__Dataset records__:
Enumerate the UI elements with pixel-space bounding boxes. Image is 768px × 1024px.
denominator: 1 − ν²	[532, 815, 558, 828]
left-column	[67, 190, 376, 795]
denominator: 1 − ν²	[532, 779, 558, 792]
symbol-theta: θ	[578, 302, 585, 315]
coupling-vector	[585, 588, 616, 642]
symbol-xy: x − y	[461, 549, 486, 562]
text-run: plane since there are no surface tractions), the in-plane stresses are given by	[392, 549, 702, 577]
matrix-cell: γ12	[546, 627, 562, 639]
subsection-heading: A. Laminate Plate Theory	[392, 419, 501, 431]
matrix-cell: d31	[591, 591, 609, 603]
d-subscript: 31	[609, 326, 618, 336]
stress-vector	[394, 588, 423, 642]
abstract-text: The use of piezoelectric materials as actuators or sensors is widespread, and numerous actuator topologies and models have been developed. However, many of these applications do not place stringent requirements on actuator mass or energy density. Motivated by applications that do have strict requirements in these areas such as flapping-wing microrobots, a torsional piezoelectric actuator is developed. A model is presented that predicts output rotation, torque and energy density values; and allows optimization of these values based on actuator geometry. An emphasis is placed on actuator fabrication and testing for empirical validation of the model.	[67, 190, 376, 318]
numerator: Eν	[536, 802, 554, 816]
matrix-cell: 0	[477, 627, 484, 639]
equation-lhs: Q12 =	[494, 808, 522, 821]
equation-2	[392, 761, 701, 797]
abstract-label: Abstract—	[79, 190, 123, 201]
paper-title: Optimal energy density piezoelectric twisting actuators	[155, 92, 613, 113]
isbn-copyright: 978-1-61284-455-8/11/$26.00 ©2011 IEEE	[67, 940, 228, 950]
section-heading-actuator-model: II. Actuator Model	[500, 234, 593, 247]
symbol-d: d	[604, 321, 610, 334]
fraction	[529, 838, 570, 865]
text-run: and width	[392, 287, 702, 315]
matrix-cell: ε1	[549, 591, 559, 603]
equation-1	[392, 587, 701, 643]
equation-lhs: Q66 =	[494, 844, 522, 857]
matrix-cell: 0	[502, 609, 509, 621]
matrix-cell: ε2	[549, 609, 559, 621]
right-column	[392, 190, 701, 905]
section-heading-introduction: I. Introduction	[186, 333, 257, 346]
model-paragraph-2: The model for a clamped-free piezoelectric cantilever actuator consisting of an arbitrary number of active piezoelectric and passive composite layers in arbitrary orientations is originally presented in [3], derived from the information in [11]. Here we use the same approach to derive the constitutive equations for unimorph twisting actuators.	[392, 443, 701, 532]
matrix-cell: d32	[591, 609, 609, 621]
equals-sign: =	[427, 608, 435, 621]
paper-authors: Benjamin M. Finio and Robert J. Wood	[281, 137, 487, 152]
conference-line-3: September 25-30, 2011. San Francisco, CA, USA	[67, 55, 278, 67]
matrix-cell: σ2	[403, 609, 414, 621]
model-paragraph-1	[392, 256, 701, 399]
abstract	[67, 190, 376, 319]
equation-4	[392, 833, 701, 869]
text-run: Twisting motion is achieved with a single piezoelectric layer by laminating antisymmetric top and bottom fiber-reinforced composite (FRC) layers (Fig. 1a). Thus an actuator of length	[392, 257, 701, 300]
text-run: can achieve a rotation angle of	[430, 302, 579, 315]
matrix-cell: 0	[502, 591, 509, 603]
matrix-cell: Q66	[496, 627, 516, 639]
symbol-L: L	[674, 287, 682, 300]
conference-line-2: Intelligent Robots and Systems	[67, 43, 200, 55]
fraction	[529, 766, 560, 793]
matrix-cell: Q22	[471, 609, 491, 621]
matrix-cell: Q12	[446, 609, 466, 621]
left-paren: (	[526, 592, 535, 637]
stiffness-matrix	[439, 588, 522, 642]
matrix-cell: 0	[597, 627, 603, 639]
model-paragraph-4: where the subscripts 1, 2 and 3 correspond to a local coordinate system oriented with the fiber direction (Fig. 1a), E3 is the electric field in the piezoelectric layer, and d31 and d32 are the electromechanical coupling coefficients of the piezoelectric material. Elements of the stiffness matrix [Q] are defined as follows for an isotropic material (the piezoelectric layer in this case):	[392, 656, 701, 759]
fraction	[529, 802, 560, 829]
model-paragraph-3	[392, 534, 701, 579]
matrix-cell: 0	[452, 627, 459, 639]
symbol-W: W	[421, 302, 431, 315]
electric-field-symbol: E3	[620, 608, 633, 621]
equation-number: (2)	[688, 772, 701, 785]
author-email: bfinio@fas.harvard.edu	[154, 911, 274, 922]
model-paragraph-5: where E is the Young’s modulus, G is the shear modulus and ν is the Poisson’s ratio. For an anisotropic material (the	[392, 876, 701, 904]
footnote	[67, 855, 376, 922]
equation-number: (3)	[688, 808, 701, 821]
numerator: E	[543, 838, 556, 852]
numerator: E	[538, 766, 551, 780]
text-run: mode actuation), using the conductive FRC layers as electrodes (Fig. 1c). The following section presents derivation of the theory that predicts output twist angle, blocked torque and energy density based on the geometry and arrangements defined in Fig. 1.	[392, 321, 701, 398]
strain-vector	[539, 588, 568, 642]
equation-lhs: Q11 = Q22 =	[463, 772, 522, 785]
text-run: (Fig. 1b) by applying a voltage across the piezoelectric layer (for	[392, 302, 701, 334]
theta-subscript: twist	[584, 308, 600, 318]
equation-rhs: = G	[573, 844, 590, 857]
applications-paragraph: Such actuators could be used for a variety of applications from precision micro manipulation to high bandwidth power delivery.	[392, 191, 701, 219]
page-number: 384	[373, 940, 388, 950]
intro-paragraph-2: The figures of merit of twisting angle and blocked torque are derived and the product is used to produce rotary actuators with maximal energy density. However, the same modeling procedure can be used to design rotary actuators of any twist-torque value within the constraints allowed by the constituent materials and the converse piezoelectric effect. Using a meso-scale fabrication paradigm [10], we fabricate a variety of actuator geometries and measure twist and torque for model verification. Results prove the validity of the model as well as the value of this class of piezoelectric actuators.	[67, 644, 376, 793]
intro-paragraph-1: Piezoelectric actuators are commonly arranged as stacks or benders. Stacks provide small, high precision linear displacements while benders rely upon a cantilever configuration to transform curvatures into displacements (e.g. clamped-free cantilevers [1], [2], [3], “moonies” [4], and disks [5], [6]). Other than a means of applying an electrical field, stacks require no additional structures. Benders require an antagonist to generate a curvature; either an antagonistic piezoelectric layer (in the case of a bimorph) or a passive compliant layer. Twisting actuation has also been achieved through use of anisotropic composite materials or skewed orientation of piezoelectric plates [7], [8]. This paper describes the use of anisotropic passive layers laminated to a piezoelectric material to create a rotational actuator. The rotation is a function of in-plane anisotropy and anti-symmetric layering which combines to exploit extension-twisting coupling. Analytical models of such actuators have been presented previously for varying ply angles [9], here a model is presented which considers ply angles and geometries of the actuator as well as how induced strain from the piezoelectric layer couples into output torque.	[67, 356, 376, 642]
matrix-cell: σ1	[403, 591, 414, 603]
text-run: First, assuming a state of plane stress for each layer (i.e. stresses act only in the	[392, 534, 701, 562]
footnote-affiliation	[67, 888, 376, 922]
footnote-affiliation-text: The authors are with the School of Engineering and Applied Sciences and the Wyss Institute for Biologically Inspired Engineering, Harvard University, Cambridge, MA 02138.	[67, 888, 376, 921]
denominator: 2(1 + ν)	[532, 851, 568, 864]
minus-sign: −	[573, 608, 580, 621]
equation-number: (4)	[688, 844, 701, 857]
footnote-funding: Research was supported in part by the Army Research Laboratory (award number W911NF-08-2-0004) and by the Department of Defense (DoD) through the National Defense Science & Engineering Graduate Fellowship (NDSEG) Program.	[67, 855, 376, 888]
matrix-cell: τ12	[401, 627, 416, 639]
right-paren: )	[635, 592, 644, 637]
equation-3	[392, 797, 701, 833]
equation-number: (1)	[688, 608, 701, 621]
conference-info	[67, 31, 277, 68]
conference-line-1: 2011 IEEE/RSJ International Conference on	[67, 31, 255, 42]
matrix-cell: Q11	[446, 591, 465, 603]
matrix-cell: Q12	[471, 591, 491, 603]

__What to work on__:
Reproduce the records above exactly as they appear, from the first line up to and including the line that contains "333, 257, 346]".

__Output of the exercise__:
Enumerate the UI elements with pixel-space bounding boxes. Image is 768px × 1024px.
denominator: 1 − ν²	[532, 815, 558, 828]
left-column	[67, 190, 376, 795]
denominator: 1 − ν²	[532, 779, 558, 792]
symbol-theta: θ	[578, 302, 585, 315]
coupling-vector	[585, 588, 616, 642]
symbol-xy: x − y	[461, 549, 486, 562]
text-run: plane since there are no surface tractions), the in-plane stresses are given by	[392, 549, 702, 577]
matrix-cell: γ12	[546, 627, 562, 639]
subsection-heading: A. Laminate Plate Theory	[392, 419, 501, 431]
matrix-cell: d31	[591, 591, 609, 603]
d-subscript: 31	[609, 326, 618, 336]
stress-vector	[394, 588, 423, 642]
abstract-text: The use of piezoelectric materials as actuators or sensors is widespread, and numerous actuator topologies and models have been developed. However, many of these applications do not place stringent requirements on actuator mass or energy density. Motivated by applications that do have strict requirements in these areas such as flapping-wing microrobots, a torsional piezoelectric actuator is developed. A model is presented that predicts output rotation, torque and energy density values; and allows optimization of these values based on actuator geometry. An emphasis is placed on actuator fabrication and testing for empirical validation of the model.	[67, 190, 376, 318]
numerator: Eν	[536, 802, 554, 816]
matrix-cell: 0	[477, 627, 484, 639]
equation-lhs: Q12 =	[494, 808, 522, 821]
equation-2	[392, 761, 701, 797]
abstract-label: Abstract—	[79, 190, 123, 201]
paper-title: Optimal energy density piezoelectric twisting actuators	[155, 92, 613, 113]
isbn-copyright: 978-1-61284-455-8/11/$26.00 ©2011 IEEE	[67, 940, 228, 950]
section-heading-actuator-model: II. Actuator Model	[500, 234, 593, 247]
symbol-d: d	[604, 321, 610, 334]
fraction	[529, 838, 570, 865]
text-run: and width	[392, 287, 702, 315]
matrix-cell: ε1	[549, 591, 559, 603]
equation-1	[392, 587, 701, 643]
equation-lhs: Q66 =	[494, 844, 522, 857]
matrix-cell: 0	[502, 609, 509, 621]
matrix-cell: ε2	[549, 609, 559, 621]
right-column	[392, 190, 701, 905]
section-heading-introduction: I. Introduction	[186, 333, 257, 346]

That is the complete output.